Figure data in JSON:
------

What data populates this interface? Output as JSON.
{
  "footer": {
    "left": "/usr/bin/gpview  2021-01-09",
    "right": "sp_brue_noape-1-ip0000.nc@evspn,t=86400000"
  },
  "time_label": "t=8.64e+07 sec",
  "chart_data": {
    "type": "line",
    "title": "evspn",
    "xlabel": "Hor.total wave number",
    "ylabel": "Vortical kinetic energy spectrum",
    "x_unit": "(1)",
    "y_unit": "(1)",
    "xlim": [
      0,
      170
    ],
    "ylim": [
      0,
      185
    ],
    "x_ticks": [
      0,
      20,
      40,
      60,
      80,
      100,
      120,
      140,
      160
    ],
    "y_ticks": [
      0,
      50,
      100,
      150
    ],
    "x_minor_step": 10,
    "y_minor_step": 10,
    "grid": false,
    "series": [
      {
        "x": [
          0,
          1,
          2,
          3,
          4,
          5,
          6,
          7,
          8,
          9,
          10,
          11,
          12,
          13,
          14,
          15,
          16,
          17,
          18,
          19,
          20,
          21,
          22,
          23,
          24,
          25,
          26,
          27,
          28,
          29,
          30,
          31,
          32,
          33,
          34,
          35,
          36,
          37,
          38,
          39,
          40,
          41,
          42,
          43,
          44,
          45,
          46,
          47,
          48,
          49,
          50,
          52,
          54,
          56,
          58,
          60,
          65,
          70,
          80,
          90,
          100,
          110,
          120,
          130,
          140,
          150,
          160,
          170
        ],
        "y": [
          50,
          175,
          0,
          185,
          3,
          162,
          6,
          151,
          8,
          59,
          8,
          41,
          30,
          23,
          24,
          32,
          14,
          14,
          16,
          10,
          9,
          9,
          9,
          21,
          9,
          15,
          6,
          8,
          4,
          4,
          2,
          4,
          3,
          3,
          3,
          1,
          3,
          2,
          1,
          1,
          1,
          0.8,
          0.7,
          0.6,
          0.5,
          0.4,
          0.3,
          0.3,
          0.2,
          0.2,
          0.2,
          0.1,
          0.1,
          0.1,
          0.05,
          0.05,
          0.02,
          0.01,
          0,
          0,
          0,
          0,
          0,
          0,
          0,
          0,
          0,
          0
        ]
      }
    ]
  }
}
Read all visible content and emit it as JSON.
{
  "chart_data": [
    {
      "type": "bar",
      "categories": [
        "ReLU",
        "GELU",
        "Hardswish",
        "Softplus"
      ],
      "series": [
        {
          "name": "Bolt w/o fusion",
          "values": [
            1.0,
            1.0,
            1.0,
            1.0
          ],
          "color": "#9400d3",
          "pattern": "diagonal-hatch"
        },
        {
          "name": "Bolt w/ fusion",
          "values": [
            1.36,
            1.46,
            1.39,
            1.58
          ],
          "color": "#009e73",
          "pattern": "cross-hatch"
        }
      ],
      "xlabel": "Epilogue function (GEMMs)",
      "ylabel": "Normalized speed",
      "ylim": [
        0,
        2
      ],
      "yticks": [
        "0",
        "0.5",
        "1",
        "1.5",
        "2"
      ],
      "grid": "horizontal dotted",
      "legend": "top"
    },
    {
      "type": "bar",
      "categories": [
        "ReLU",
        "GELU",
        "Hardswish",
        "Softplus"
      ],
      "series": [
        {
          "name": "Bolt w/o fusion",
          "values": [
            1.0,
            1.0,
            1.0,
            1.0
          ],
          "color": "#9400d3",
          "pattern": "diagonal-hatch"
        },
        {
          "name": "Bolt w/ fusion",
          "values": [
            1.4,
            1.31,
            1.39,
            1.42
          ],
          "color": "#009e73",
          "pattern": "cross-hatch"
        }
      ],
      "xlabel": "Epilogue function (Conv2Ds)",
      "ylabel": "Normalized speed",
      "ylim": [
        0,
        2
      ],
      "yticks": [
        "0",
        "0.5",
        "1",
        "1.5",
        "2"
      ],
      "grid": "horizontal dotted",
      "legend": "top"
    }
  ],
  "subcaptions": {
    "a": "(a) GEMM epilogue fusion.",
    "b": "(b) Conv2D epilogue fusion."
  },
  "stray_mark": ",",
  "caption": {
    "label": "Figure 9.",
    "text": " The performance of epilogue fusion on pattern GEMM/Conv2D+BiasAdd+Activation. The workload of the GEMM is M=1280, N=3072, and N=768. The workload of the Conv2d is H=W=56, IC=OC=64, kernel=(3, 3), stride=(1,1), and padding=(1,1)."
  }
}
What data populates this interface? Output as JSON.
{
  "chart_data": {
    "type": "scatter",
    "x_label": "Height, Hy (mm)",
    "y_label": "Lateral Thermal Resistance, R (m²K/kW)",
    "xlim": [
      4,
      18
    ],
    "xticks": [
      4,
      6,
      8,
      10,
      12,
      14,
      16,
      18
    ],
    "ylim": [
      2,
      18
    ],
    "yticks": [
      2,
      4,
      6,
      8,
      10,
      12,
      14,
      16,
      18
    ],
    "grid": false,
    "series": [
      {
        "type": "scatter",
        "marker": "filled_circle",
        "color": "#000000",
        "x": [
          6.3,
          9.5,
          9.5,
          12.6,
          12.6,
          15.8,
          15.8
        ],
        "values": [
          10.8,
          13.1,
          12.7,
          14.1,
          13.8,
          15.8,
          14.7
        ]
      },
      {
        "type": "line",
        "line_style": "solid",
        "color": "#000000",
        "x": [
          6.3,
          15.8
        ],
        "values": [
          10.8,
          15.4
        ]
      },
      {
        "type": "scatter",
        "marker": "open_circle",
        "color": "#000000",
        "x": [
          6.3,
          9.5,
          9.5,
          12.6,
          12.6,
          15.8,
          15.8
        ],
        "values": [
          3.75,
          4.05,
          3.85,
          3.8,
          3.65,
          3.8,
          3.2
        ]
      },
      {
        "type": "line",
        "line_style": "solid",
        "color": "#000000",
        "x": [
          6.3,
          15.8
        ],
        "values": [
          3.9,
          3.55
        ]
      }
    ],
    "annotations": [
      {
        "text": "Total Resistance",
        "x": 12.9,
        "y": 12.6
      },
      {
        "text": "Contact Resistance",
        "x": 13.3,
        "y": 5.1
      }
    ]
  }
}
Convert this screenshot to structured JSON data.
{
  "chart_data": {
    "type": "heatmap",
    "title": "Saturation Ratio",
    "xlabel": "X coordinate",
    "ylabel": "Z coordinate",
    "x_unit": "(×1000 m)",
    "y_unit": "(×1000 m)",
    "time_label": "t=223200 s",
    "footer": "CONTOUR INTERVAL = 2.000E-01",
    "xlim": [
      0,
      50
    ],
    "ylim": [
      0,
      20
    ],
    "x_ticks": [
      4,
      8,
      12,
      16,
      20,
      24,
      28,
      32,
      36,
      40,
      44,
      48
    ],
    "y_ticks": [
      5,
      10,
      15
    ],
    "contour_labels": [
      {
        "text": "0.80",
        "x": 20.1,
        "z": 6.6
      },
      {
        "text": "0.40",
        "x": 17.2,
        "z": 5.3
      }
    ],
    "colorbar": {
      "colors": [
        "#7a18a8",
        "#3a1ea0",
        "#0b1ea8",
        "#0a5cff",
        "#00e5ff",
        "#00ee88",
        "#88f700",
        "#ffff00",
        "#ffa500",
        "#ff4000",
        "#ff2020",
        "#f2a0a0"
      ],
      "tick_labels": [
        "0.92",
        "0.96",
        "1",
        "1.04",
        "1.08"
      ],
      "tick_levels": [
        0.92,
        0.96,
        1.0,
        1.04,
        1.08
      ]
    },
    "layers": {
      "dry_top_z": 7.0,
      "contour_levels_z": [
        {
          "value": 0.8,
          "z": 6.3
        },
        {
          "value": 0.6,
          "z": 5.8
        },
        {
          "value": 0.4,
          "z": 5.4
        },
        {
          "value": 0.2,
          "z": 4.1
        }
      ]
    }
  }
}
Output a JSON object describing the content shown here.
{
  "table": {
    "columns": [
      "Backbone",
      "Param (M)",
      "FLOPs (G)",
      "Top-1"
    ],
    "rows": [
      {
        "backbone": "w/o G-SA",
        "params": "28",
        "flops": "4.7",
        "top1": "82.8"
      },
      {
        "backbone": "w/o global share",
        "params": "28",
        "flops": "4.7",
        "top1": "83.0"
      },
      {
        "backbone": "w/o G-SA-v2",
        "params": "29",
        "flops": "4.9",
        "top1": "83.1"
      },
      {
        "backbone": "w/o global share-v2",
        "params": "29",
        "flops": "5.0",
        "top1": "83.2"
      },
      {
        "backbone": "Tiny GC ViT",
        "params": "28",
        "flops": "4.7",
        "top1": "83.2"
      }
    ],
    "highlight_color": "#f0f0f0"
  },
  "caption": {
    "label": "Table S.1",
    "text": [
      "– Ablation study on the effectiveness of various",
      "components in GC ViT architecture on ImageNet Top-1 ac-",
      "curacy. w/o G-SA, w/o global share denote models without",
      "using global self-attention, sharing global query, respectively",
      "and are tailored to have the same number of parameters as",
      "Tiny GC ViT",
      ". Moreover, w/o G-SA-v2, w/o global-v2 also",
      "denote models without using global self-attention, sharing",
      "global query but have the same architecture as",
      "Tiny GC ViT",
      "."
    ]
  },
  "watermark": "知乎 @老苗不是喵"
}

------

> _WORK TO DO_: Look through the material above and work out how many of its lines contain "have". State the number only.

> _RESULT OF THE EXERCISE_: 2